## Data rows
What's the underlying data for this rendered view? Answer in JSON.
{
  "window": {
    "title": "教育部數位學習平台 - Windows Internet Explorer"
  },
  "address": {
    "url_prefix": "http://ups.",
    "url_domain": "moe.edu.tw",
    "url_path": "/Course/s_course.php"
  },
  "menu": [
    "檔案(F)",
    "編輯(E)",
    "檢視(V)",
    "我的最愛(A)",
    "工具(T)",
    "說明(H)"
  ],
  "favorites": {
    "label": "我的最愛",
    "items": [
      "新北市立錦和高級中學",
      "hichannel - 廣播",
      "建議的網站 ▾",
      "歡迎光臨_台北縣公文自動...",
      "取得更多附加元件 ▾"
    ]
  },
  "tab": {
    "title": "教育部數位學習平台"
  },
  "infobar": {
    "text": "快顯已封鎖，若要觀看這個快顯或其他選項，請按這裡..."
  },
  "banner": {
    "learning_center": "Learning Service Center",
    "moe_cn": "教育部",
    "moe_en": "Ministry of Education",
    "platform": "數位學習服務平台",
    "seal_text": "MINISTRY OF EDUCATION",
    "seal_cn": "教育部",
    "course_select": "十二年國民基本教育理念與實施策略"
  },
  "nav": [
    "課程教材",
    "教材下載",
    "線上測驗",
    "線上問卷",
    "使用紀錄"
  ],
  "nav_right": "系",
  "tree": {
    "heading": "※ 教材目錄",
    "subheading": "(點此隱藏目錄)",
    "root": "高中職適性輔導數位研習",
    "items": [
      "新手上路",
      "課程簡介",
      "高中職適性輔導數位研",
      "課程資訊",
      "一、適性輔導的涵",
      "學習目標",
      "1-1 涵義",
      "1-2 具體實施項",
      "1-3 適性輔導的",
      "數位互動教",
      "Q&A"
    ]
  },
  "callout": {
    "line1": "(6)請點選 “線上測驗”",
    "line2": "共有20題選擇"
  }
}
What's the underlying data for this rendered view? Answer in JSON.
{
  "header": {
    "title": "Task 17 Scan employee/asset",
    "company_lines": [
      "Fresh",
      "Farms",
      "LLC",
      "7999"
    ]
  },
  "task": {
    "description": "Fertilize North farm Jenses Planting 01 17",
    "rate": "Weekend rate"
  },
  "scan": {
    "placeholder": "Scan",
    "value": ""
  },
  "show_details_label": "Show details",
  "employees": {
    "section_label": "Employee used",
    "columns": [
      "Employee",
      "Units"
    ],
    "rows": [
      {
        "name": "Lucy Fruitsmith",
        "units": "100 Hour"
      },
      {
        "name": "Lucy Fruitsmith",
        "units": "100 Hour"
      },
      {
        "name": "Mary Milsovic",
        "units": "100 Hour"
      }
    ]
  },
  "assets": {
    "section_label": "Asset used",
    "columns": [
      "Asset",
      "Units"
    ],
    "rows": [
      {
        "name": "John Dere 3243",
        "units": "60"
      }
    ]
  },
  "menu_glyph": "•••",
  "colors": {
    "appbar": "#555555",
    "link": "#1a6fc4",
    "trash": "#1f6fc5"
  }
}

## Exercise aim
Copy all the records above precisely.

## The completed task
What's the underlying data for this rendered view? Answer in JSON.
{
  "window": {
    "title": "教育部數位學習平台 - Windows Internet Explorer"
  },
  "address": {
    "url_prefix": "http://ups.",
    "url_domain": "moe.edu.tw",
    "url_path": "/Course/s_course.php"
  },
  "menu": [
    "檔案(F)",
    "編輯(E)",
    "檢視(V)",
    "我的最愛(A)",
    "工具(T)",
    "說明(H)"
  ],
  "favorites": {
    "label": "我的最愛",
    "items": [
      "新北市立錦和高級中學",
      "hichannel - 廣播",
      "建議的網站 ▾",
      "歡迎光臨_台北縣公文自動...",
      "取得更多附加元件 ▾"
    ]
  },
  "tab": {
    "title": "教育部數位學習平台"
  },
  "infobar": {
    "text": "快顯已封鎖，若要觀看這個快顯或其他選項，請按這裡..."
  },
  "banner": {
    "learning_center": "Learning Service Center",
    "moe_cn": "教育部",
    "moe_en": "Ministry of Education",
    "platform": "數位學習服務平台",
    "seal_text": "MINISTRY OF EDUCATION",
    "seal_cn": "教育部",
    "course_select": "十二年國民基本教育理念與實施策略"
  },
  "nav": [
    "課程教材",
    "教材下載",
    "線上測驗",
    "線上問卷",
    "使用紀錄"
  ],
  "nav_right": "系",
  "tree": {
    "heading": "※ 教材目錄",
    "subheading": "(點此隱藏目錄)",
    "root": "高中職適性輔導數位研習",
    "items": [
      "新手上路",
      "課程簡介",
      "高中職適性輔導數位研",
      "課程資訊",
      "一、適性輔導的涵",
      "學習目標",
      "1-1 涵義",
      "1-2 具體實施項",
      "1-3 適性輔導的",
      "數位互動教",
      "Q&A"
    ]
  },
  "callout": {
    "line1": "(6)請點選 “線上測驗”",
    "line2": "共有20題選擇"
  }
}
What's the underlying data for this rendered view? Answer in JSON.
{
  "header": {
    "title": "Task 17 Scan employee/asset",
    "company_lines": [
      "Fresh",
      "Farms",
      "LLC",
      "7999"
    ]
  },
  "task": {
    "description": "Fertilize North farm Jenses Planting 01 17",
    "rate": "Weekend rate"
  },
  "scan": {
    "placeholder": "Scan",
    "value": ""
  },
  "show_details_label": "Show details",
  "employees": {
    "section_label": "Employee used",
    "columns": [
      "Employee",
      "Units"
    ],
    "rows": [
      {
        "name": "Lucy Fruitsmith",
        "units": "100 Hour"
      },
      {
        "name": "Lucy Fruitsmith",
        "units": "100 Hour"
      },
      {
        "name": "Mary Milsovic",
        "units": "100 Hour"
      }
    ]
  },
  "assets": {
    "section_label": "Asset used",
    "columns": [
      "Asset",
      "Units"
    ],
    "rows": [
      {
        "name": "John Dere 3243",
        "units": "60"
      }
    ]
  },
  "menu_glyph": "•••",
  "colors": {
    "appbar": "#555555",
    "link": "#1a6fc4",
    "trash": "#1f6fc5"
  }
}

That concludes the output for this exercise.